How to Use Thermocouples with an SCXI-1102 Module NATIONAL INSTRUMENTS

Application Note 076
The Software is the Instrument
How to Use Thermocouples with an
SCXI-1102 Module
This application note describes how to set up and use the SCXI-1102 with thermocouples. It also describes the
example programs that use the SCXI-1102 to make thermocouple measurements. These example programs are
included on the SCXI Application Examples disk included in the SCXI Getting Started Pack (P/N 777132-01).
You can also download these programs from the National Instruments BBS. These programs, written in
LabVIEW, LabWindows/CVI, and C specifically for the configuration described in this application note, are
easy to understand and use. They serve as a starting point for more complicated programs.
Following the programming instructions, this note includes some useful background information – a brief
description of thermocouple operation and special signal conditioning requirements for thermocouples.

DATASET CONTENT →
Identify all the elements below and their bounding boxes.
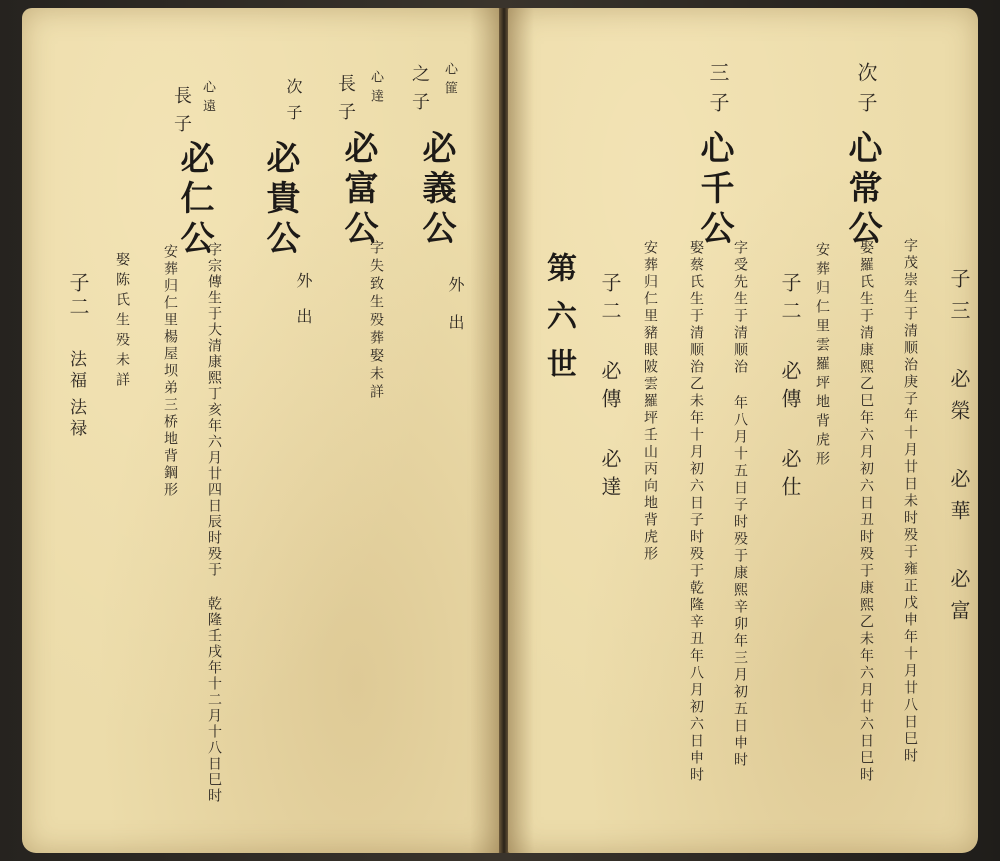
spouse-record: 娶蔡氏生于清顺治乙未年十月初六日子时殁于乾隆辛丑年八月初六日申时	[686, 240, 706, 784]
relation-label: 長子	[168, 86, 194, 142]
relation-label: 三子	[704, 62, 733, 122]
person-name: 必貴公	[256, 140, 305, 260]
person-note: 外出	[292, 272, 315, 344]
child-name: 法禄	[64, 398, 89, 440]
person-name: 必富公	[334, 130, 383, 250]
father-name: 心遠	[198, 80, 217, 118]
children-record: 子二 必傳 必仕	[776, 272, 805, 504]
child-name: 法福	[64, 350, 89, 392]
relation-label: 次子	[852, 62, 881, 122]
person-bio: 字茂崇生于清顺治庚子年十月廿日未时殁于雍正戊申年十月廿八日巳时	[900, 238, 920, 765]
father-name: 心達	[366, 70, 385, 108]
person-name: 心常公	[838, 130, 887, 250]
person-name: 必義公	[412, 130, 461, 250]
children-record: 子二 必傳 必達	[596, 272, 625, 504]
generation-label: 第六世	[536, 252, 580, 396]
father-name: 心篚	[440, 62, 459, 100]
person-bio: 字宗傳生于大清康熙丁亥年六月廿四日辰时殁于 乾隆壬戌年十二月十八日巳时	[204, 242, 224, 804]
spouse-record: 娶陈氏生殁未詳	[112, 252, 132, 392]
burial-record: 安葬归仁里楊屋坝弟三桥地背鋼形	[160, 244, 180, 499]
children-label: 子二	[64, 272, 93, 320]
relation-label: 次子	[282, 78, 305, 130]
children-record: 子三 必榮 必華 必富	[945, 268, 974, 632]
burial-record: 安葬归仁里豬眼陂雲羅坪壬山丙向地背虎形	[640, 240, 660, 563]
book-spread: 次子 心常公 字茂崇生于清顺治庚子年十月廿日未时殁于雍正戊申年十月廿八日巳时 娶…	[0, 0, 1000, 861]
relation-label: 長子	[332, 74, 358, 130]
spouse-record: 娶羅氏生于清康熙乙巳年六月初六日丑时殁于康熙乙未年六月廿六日巳时	[856, 240, 876, 784]
person-note: 外出	[444, 276, 467, 352]
burial-record: 安葬归仁里雲羅坪地背虎形	[812, 242, 832, 470]
relation-label: 之子	[406, 64, 432, 120]
person-bio: 字受先生于清顺治 年八月十五日子时殁于康熙辛卯年三月初五日申时	[730, 240, 750, 769]
person-name: 心千公	[690, 130, 739, 250]
person-bio: 字失致生殁葬娶未詳	[366, 240, 386, 402]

WRITTEN PROBLEM → According to the thermocouple application note, in which languages are the example programs written?

EXPECTED ANSWER → LabVIEW, LabWindows/CVI, and C.